- Exercise directions
Reproduce all entries verbatim, with nothing added or dropped.

[Dataset items]
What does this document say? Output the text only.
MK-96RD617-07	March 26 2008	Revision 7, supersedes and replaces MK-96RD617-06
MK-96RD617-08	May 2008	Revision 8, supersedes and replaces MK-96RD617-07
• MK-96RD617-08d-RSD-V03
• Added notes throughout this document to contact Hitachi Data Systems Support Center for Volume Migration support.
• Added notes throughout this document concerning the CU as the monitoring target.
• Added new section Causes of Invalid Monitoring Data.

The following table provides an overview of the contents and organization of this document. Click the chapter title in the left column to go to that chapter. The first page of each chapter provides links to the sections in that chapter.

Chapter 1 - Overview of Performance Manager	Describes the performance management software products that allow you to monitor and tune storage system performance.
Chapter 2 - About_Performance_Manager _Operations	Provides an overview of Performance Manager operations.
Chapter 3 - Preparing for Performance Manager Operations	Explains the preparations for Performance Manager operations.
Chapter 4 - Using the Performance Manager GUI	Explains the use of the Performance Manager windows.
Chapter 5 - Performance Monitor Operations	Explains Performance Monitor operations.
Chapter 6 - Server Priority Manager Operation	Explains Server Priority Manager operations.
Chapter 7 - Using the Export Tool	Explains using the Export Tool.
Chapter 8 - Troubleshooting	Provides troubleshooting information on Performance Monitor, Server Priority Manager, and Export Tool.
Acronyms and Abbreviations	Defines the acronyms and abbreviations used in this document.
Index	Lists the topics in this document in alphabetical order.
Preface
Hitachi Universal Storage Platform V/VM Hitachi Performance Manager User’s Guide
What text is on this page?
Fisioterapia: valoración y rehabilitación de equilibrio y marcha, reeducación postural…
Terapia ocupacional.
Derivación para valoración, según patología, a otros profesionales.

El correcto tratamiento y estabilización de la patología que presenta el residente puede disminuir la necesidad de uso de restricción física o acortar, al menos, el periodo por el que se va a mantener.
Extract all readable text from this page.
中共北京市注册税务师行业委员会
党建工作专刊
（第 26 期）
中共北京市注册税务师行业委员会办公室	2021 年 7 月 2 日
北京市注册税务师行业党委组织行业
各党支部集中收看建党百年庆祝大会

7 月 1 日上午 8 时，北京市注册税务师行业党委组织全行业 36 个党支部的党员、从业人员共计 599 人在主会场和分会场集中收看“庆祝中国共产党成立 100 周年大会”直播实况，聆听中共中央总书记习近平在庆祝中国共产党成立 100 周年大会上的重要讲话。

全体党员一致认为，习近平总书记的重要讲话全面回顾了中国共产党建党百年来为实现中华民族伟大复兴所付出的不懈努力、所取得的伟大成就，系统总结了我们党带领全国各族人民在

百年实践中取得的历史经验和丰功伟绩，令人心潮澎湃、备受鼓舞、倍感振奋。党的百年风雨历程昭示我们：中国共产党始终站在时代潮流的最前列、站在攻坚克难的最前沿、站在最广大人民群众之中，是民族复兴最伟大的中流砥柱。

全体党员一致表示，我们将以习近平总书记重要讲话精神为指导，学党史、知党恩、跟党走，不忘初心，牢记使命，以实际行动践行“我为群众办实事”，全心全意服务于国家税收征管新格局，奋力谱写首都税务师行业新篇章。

- Exercise response
What does this document say? Output the text only.
MK-96RD617-07	March 26 2008	Revision 7, supersedes and replaces MK-96RD617-06
MK-96RD617-08	May 2008	Revision 8, supersedes and replaces MK-96RD617-07
• MK-96RD617-08d-RSD-V03
• Added notes throughout this document to contact Hitachi Data Systems Support Center for Volume Migration support.
• Added notes throughout this document concerning the CU as the monitoring target.
• Added new section Causes of Invalid Monitoring Data.

The following table provides an overview of the contents and organization of this document. Click the chapter title in the left column to go to that chapter. The first page of each chapter provides links to the sections in that chapter.

Chapter 1 - Overview of Performance Manager	Describes the performance management software products that allow you to monitor and tune storage system performance.
Chapter 2 - About_Performance_Manager _Operations	Provides an overview of Performance Manager operations.
Chapter 3 - Preparing for Performance Manager Operations	Explains the preparations for Performance Manager operations.
Chapter 4 - Using the Performance Manager GUI	Explains the use of the Performance Manager windows.
Chapter 5 - Performance Monitor Operations	Explains Performance Monitor operations.
Chapter 6 - Server Priority Manager Operation	Explains Server Priority Manager operations.
Chapter 7 - Using the Export Tool	Explains using the Export Tool.
Chapter 8 - Troubleshooting	Provides troubleshooting information on Performance Monitor, Server Priority Manager, and Export Tool.
Acronyms and Abbreviations	Defines the acronyms and abbreviations used in this document.
Index	Lists the topics in this document in alphabetical order.
Preface
Hitachi Universal Storage Platform V/VM Hitachi Performance Manager User’s Guide
What text is on this page?
Fisioterapia: valoración y rehabilitación de equilibrio y marcha, reeducación postural…
Terapia ocupacional.
Derivación para valoración, según patología, a otros profesionales.

El correcto tratamiento y estabilización de la patología que presenta el residente puede disminuir la necesidad de uso de restricción física o acortar, al menos, el periodo por el que se va a mantener.
Extract all readable text from this page.
中共北京市注册税务师行业委员会
党建工作专刊
（第 26 期）
中共北京市注册税务师行业委员会办公室	2021 年 7 月 2 日
北京市注册税务师行业党委组织行业
各党支部集中收看建党百年庆祝大会

7 月 1 日上午 8 时，北京市注册税务师行业党委组织全行业 36 个党支部的党员、从业人员共计 599 人在主会场和分会场集中收看“庆祝中国共产党成立 100 周年大会”直播实况，聆听中共中央总书记习近平在庆祝中国共产党成立 100 周年大会上的重要讲话。

全体党员一致认为，习近平总书记的重要讲话全面回顾了中国共产党建党百年来为实现中华民族伟大复兴所付出的不懈努力、所取得的伟大成就，系统总结了我们党带领全国各族人民在

百年实践中取得的历史经验和丰功伟绩，令人心潮澎湃、备受鼓舞、倍感振奋。党的百年风雨历程昭示我们：中国共产党始终站在时代潮流的最前列、站在攻坚克难的最前沿、站在最广大人民群众之中，是民族复兴最伟大的中流砥柱。

全体党员一致表示，我们将以习近平总书记重要讲话精神为指导，学党史、知党恩、跟党走，不忘初心，牢记使命，以实际行动践行“我为群众办实事”，全心全意服务于国家税收征管新格局，奋力谱写首都税务师行业新篇章。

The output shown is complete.